» **Work to be completed**: Reproduce all the material exactly, minus any pictures it holds.

» **Task data**:
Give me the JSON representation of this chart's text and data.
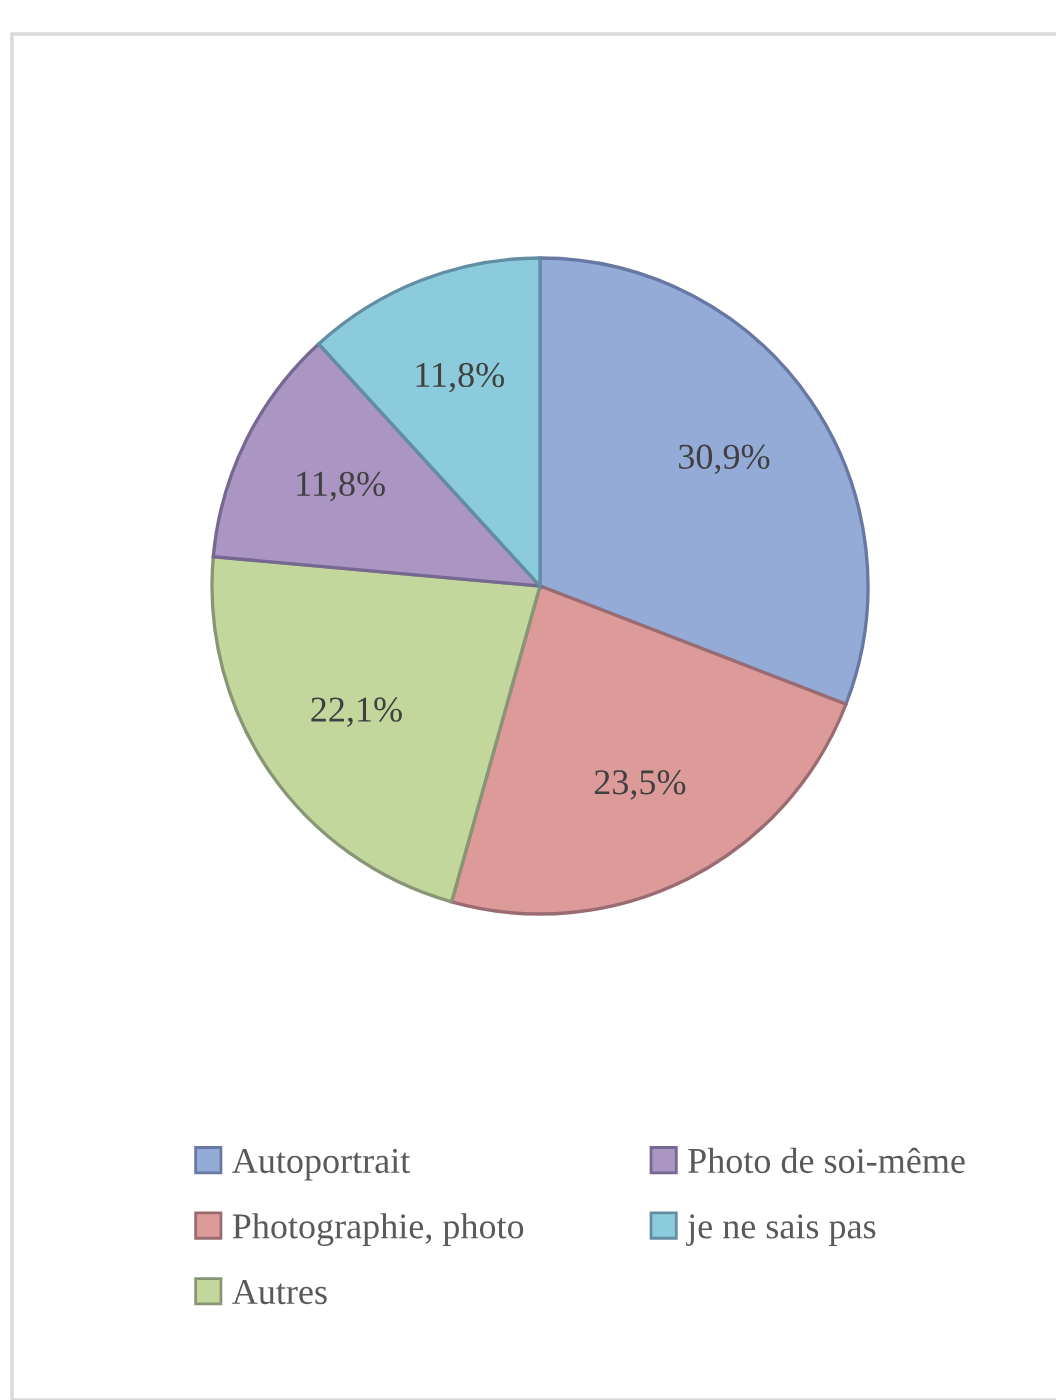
{
  "chart_data": {
    "type": "pie",
    "categories": [
      "Autoportrait",
      "Photographie, photo",
      "Autres",
      "Photo de soi-même",
      "je ne sais pas"
    ],
    "values": [
      30.9,
      23.5,
      22.1,
      11.8,
      11.8
    ],
    "colors": [
      "#94abd8",
      "#dc9a98",
      "#c3d79d",
      "#aa95c3",
      "#8ccbdb"
    ],
    "value_labels": [
      "30,9%",
      "23,5%",
      "22,1%",
      "11,8%",
      "11,8%"
    ],
    "legend": "bottom"
  }
}
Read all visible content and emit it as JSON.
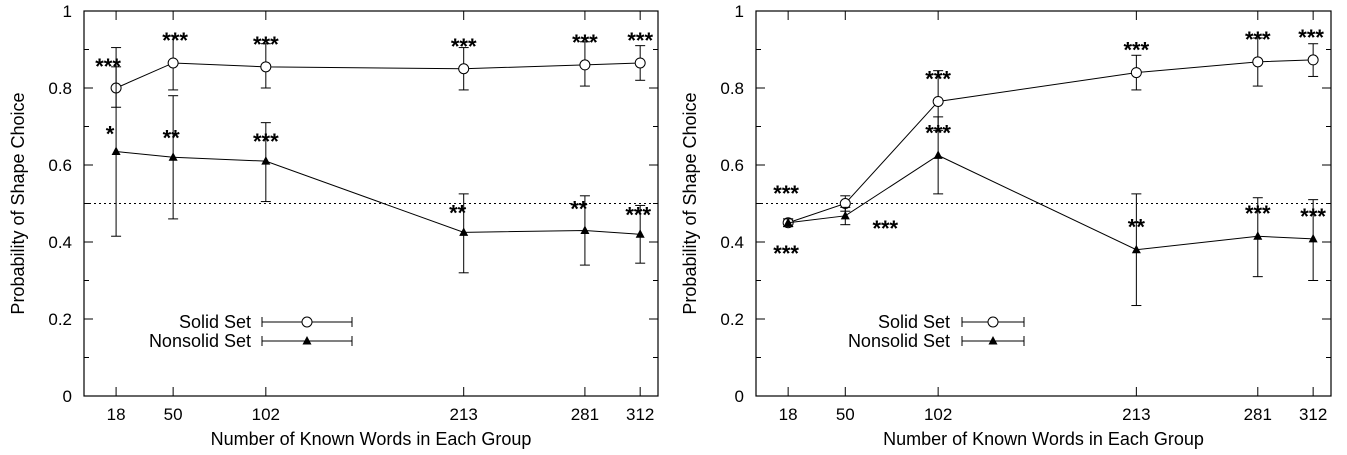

» **Exercise result**:
Give me the JSON representation of this chart's text and data.
{
  "chart_data": {
    "type": "pie",
    "categories": [
      "Autoportrait",
      "Photographie, photo",
      "Autres",
      "Photo de soi-même",
      "je ne sais pas"
    ],
    "values": [
      30.9,
      23.5,
      22.1,
      11.8,
      11.8
    ],
    "colors": [
      "#94abd8",
      "#dc9a98",
      "#c3d79d",
      "#aa95c3",
      "#8ccbdb"
    ],
    "value_labels": [
      "30,9%",
      "23,5%",
      "22,1%",
      "11,8%",
      "11,8%"
    ],
    "legend": "bottom"
  }
}
Read all visible content and emit it as JSON.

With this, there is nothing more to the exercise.